Copy only this range: the line with "Output the text content of this document." through the final line of the material, inclusive at both ends.

» MATERIALS PROVIDED:
┄┄┄┄┄┄┄┄┄┄
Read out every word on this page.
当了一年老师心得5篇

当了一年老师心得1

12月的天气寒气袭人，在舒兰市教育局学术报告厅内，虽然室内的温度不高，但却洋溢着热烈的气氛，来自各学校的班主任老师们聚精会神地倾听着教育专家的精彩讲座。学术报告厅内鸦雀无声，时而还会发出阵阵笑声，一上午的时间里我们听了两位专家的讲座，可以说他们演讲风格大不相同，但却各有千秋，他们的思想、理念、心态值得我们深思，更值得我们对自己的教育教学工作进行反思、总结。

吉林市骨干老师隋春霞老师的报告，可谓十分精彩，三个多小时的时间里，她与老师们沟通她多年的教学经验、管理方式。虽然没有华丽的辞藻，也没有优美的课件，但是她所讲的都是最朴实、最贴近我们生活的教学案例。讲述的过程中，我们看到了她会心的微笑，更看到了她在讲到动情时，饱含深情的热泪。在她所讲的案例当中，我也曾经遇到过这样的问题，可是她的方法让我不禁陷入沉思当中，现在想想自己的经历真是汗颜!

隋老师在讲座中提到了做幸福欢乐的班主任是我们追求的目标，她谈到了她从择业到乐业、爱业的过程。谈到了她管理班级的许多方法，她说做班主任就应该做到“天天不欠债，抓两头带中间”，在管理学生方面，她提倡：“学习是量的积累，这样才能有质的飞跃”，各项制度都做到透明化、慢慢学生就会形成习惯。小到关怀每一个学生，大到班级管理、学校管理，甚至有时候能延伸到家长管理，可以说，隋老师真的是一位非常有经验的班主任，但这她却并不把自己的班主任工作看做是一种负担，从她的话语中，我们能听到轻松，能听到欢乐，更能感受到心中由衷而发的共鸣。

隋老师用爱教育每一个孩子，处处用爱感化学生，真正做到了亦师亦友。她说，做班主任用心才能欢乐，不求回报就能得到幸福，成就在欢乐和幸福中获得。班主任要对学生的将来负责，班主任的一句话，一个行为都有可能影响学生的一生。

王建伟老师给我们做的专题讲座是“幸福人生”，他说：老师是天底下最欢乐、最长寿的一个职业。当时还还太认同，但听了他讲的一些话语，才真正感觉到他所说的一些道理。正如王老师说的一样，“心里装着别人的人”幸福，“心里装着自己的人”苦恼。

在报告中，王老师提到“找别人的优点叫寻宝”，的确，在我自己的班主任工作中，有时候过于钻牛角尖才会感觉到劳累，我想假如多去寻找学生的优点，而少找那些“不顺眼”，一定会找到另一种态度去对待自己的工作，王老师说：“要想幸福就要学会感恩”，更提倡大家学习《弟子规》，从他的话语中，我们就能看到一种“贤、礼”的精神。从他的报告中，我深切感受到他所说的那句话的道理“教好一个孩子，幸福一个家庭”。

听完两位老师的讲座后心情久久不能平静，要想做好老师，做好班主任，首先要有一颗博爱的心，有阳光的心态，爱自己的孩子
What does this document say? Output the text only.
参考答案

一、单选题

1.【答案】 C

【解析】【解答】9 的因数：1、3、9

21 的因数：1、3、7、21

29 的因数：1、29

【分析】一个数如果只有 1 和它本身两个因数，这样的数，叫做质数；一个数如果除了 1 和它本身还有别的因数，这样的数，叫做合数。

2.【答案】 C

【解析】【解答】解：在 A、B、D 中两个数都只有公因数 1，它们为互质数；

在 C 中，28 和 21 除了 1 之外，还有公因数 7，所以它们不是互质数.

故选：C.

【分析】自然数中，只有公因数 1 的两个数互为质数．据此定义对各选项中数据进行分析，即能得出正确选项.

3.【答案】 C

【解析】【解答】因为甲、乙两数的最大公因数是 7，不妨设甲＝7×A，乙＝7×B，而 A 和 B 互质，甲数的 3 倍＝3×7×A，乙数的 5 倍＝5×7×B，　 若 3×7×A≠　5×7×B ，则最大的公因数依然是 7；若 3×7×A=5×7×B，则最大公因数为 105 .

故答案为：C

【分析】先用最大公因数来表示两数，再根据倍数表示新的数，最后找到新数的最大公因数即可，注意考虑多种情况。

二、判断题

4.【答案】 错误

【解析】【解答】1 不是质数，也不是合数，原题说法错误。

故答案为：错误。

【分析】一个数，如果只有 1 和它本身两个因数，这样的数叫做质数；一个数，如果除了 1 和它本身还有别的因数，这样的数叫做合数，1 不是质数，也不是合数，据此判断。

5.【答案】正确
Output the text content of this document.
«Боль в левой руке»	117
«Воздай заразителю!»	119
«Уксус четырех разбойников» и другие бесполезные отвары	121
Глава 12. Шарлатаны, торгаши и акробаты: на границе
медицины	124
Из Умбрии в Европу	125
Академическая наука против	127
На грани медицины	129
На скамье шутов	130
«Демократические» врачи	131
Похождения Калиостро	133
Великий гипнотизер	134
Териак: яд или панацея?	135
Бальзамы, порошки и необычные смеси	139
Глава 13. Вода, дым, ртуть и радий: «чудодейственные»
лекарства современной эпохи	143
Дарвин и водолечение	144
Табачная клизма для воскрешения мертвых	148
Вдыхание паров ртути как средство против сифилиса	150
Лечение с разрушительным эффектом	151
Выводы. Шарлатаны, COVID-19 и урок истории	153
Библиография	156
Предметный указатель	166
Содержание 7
┄┄┄┄┄┄┄┄┄┄
» TASK SOLUTION:
Output the text content of this document.
«Боль в левой руке»	117
«Воздай заразителю!»	119
«Уксус четырех разбойников» и другие бесполезные отвары	121
Глава 12. Шарлатаны, торгаши и акробаты: на границе
медицины	124
Из Умбрии в Европу	125
Академическая наука против	127
На грани медицины	129
На скамье шутов	130
«Демократические» врачи	131
Похождения Калиостро	133
Великий гипнотизер	134
Териак: яд или панацея?	135
Бальзамы, порошки и необычные смеси	139
Глава 13. Вода, дым, ртуть и радий: «чудодейственные»
лекарства современной эпохи	143
Дарвин и водолечение	144
Табачная клизма для воскрешения мертвых	148
Вдыхание паров ртути как средство против сифилиса	150
Лечение с разрушительным эффектом	151
Выводы. Шарлатаны, COVID-19 и урок истории	153
Библиография	156
Предметный указатель	166
Содержание 7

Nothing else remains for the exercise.